#### CHALLENGE
Type out every line below exactly as it reads.

------------------------------------

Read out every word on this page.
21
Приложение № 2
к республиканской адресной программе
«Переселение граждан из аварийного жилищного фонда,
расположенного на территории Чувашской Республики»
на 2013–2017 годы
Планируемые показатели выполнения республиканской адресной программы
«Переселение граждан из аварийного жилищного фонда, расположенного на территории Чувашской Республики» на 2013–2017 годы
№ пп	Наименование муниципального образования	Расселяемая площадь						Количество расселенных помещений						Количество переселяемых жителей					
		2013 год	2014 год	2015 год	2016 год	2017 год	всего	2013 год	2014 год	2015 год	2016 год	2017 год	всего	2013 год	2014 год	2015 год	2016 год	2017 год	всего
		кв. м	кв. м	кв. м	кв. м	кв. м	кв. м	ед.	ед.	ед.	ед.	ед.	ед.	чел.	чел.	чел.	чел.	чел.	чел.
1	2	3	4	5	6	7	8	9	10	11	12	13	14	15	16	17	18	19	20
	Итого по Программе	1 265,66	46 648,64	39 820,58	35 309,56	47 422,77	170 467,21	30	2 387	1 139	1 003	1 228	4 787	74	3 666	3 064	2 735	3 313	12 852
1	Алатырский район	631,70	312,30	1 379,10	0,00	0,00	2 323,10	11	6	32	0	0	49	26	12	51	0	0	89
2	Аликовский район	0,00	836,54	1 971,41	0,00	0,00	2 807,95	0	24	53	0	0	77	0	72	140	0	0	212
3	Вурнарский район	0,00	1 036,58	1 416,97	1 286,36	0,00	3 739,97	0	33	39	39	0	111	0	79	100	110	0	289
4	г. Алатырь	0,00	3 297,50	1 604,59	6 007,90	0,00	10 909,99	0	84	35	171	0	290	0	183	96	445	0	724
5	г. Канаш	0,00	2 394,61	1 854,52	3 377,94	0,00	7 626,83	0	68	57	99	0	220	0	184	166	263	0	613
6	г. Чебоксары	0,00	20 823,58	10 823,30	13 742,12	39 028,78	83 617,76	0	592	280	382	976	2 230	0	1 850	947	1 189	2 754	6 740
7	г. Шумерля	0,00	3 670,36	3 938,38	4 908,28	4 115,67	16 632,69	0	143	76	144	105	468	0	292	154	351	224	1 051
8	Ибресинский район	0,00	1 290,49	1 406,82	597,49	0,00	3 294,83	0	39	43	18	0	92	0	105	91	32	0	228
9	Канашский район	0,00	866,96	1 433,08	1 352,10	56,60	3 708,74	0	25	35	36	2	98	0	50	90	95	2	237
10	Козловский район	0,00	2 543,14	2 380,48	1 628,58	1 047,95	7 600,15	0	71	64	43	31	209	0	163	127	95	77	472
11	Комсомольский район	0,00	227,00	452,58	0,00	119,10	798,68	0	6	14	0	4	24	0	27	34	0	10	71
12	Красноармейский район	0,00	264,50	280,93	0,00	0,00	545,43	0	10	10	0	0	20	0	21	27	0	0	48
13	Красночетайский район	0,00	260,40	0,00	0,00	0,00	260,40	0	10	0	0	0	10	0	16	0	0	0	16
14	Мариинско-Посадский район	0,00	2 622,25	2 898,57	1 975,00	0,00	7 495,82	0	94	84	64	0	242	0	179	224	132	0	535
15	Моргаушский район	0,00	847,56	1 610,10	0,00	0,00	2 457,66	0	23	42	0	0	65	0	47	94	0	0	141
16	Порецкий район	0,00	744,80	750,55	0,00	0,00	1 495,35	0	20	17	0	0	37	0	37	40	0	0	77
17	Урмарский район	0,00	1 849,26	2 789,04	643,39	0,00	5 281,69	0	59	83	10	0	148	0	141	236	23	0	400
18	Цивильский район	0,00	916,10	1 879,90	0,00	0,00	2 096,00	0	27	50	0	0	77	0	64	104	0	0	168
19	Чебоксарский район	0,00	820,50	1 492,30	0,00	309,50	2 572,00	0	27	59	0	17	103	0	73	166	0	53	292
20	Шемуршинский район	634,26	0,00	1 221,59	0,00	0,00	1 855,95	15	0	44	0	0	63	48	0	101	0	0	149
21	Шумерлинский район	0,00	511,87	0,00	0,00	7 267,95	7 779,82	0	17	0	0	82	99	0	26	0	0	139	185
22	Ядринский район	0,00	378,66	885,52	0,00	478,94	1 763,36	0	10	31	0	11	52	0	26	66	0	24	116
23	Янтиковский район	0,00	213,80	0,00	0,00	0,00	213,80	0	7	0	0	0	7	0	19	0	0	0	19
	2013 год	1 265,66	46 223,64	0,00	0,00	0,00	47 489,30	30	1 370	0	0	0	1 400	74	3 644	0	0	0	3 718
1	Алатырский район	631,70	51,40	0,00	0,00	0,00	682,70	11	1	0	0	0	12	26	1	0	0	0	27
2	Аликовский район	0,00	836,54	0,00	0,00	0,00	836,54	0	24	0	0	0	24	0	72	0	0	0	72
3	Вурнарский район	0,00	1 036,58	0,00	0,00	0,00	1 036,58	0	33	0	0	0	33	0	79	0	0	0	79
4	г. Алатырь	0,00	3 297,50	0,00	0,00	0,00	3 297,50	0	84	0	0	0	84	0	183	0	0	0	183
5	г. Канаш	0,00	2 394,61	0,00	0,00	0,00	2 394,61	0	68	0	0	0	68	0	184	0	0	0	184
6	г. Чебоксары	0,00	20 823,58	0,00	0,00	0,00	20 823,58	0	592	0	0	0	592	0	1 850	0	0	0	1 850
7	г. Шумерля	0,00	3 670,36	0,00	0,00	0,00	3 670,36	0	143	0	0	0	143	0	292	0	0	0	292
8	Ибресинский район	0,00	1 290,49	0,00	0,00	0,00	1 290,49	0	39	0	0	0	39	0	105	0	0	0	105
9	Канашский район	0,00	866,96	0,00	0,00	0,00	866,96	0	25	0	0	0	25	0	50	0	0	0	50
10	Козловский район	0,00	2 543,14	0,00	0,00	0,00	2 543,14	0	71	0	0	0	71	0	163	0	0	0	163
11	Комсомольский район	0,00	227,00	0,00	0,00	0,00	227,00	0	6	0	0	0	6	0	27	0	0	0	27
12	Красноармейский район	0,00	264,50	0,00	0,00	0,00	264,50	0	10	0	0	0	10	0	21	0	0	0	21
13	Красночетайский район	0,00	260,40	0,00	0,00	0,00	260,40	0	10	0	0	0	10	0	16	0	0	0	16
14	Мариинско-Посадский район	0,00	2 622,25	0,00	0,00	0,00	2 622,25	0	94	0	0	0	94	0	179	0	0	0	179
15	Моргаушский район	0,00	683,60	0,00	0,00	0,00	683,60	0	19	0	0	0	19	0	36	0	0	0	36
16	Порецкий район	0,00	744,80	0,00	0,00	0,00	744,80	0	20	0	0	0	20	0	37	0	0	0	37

------------------------------------

#### THE SOLUTION
Read out every word on this page.
21
Приложение № 2
к республиканской адресной программе
«Переселение граждан из аварийного жилищного фонда,
расположенного на территории Чувашской Республики»
на 2013–2017 годы
Планируемые показатели выполнения республиканской адресной программы
«Переселение граждан из аварийного жилищного фонда, расположенного на территории Чувашской Республики» на 2013–2017 годы
№ пп	Наименование муниципального образования	Расселяемая площадь						Количество расселенных помещений						Количество переселяемых жителей					
		2013 год	2014 год	2015 год	2016 год	2017 год	всего	2013 год	2014 год	2015 год	2016 год	2017 год	всего	2013 год	2014 год	2015 год	2016 год	2017 год	всего
		кв. м	кв. м	кв. м	кв. м	кв. м	кв. м	ед.	ед.	ед.	ед.	ед.	ед.	чел.	чел.	чел.	чел.	чел.	чел.
1	2	3	4	5	6	7	8	9	10	11	12	13	14	15	16	17	18	19	20
	Итого по Программе	1 265,66	46 648,64	39 820,58	35 309,56	47 422,77	170 467,21	30	2 387	1 139	1 003	1 228	4 787	74	3 666	3 064	2 735	3 313	12 852
1	Алатырский район	631,70	312,30	1 379,10	0,00	0,00	2 323,10	11	6	32	0	0	49	26	12	51	0	0	89
2	Аликовский район	0,00	836,54	1 971,41	0,00	0,00	2 807,95	0	24	53	0	0	77	0	72	140	0	0	212
3	Вурнарский район	0,00	1 036,58	1 416,97	1 286,36	0,00	3 739,97	0	33	39	39	0	111	0	79	100	110	0	289
4	г. Алатырь	0,00	3 297,50	1 604,59	6 007,90	0,00	10 909,99	0	84	35	171	0	290	0	183	96	445	0	724
5	г. Канаш	0,00	2 394,61	1 854,52	3 377,94	0,00	7 626,83	0	68	57	99	0	220	0	184	166	263	0	613
6	г. Чебоксары	0,00	20 823,58	10 823,30	13 742,12	39 028,78	83 617,76	0	592	280	382	976	2 230	0	1 850	947	1 189	2 754	6 740
7	г. Шумерля	0,00	3 670,36	3 938,38	4 908,28	4 115,67	16 632,69	0	143	76	144	105	468	0	292	154	351	224	1 051
8	Ибресинский район	0,00	1 290,49	1 406,82	597,49	0,00	3 294,83	0	39	43	18	0	92	0	105	91	32	0	228
9	Канашский район	0,00	866,96	1 433,08	1 352,10	56,60	3 708,74	0	25	35	36	2	98	0	50	90	95	2	237
10	Козловский район	0,00	2 543,14	2 380,48	1 628,58	1 047,95	7 600,15	0	71	64	43	31	209	0	163	127	95	77	472
11	Комсомольский район	0,00	227,00	452,58	0,00	119,10	798,68	0	6	14	0	4	24	0	27	34	0	10	71
12	Красноармейский район	0,00	264,50	280,93	0,00	0,00	545,43	0	10	10	0	0	20	0	21	27	0	0	48
13	Красночетайский район	0,00	260,40	0,00	0,00	0,00	260,40	0	10	0	0	0	10	0	16	0	0	0	16
14	Мариинско-Посадский район	0,00	2 622,25	2 898,57	1 975,00	0,00	7 495,82	0	94	84	64	0	242	0	179	224	132	0	535
15	Моргаушский район	0,00	847,56	1 610,10	0,00	0,00	2 457,66	0	23	42	0	0	65	0	47	94	0	0	141
16	Порецкий район	0,00	744,80	750,55	0,00	0,00	1 495,35	0	20	17	0	0	37	0	37	40	0	0	77
17	Урмарский район	0,00	1 849,26	2 789,04	643,39	0,00	5 281,69	0	59	83	10	0	148	0	141	236	23	0	400
18	Цивильский район	0,00	916,10	1 879,90	0,00	0,00	2 096,00	0	27	50	0	0	77	0	64	104	0	0	168
19	Чебоксарский район	0,00	820,50	1 492,30	0,00	309,50	2 572,00	0	27	59	0	17	103	0	73	166	0	53	292
20	Шемуршинский район	634,26	0,00	1 221,59	0,00	0,00	1 855,95	15	0	44	0	0	63	48	0	101	0	0	149
21	Шумерлинский район	0,00	511,87	0,00	0,00	7 267,95	7 779,82	0	17	0	0	82	99	0	26	0	0	139	185
22	Ядринский район	0,00	378,66	885,52	0,00	478,94	1 763,36	0	10	31	0	11	52	0	26	66	0	24	116
23	Янтиковский район	0,00	213,80	0,00	0,00	0,00	213,80	0	7	0	0	0	7	0	19	0	0	0	19
	2013 год	1 265,66	46 223,64	0,00	0,00	0,00	47 489,30	30	1 370	0	0	0	1 400	74	3 644	0	0	0	3 718
1	Алатырский район	631,70	51,40	0,00	0,00	0,00	682,70	11	1	0	0	0	12	26	1	0	0	0	27
2	Аликовский район	0,00	836,54	0,00	0,00	0,00	836,54	0	24	0	0	0	24	0	72	0	0	0	72
3	Вурнарский район	0,00	1 036,58	0,00	0,00	0,00	1 036,58	0	33	0	0	0	33	0	79	0	0	0	79
4	г. Алатырь	0,00	3 297,50	0,00	0,00	0,00	3 297,50	0	84	0	0	0	84	0	183	0	0	0	183
5	г. Канаш	0,00	2 394,61	0,00	0,00	0,00	2 394,61	0	68	0	0	0	68	0	184	0	0	0	184
6	г. Чебоксары	0,00	20 823,58	0,00	0,00	0,00	20 823,58	0	592	0	0	0	592	0	1 850	0	0	0	1 850
7	г. Шумерля	0,00	3 670,36	0,00	0,00	0,00	3 670,36	0	143	0	0	0	143	0	292	0	0	0	292
8	Ибресинский район	0,00	1 290,49	0,00	0,00	0,00	1 290,49	0	39	0	0	0	39	0	105	0	0	0	105
9	Канашский район	0,00	866,96	0,00	0,00	0,00	866,96	0	25	0	0	0	25	0	50	0	0	0	50
10	Козловский район	0,00	2 543,14	0,00	0,00	0,00	2 543,14	0	71	0	0	0	71	0	163	0	0	0	163
11	Комсомольский район	0,00	227,00	0,00	0,00	0,00	227,00	0	6	0	0	0	6	0	27	0	0	0	27
12	Красноармейский район	0,00	264,50	0,00	0,00	0,00	264,50	0	10	0	0	0	10	0	21	0	0	0	21
13	Красночетайский район	0,00	260,40	0,00	0,00	0,00	260,40	0	10	0	0	0	10	0	16	0	0	0	16
14	Мариинско-Посадский район	0,00	2 622,25	0,00	0,00	0,00	2 622,25	0	94	0	0	0	94	0	179	0	0	0	179
15	Моргаушский район	0,00	683,60	0,00	0,00	0,00	683,60	0	19	0	0	0	19	0	36	0	0	0	36
16	Порецкий район	0,00	744,80	0,00	0,00	0,00	744,80	0	20	0	0	0	20	0	37	0	0	0	37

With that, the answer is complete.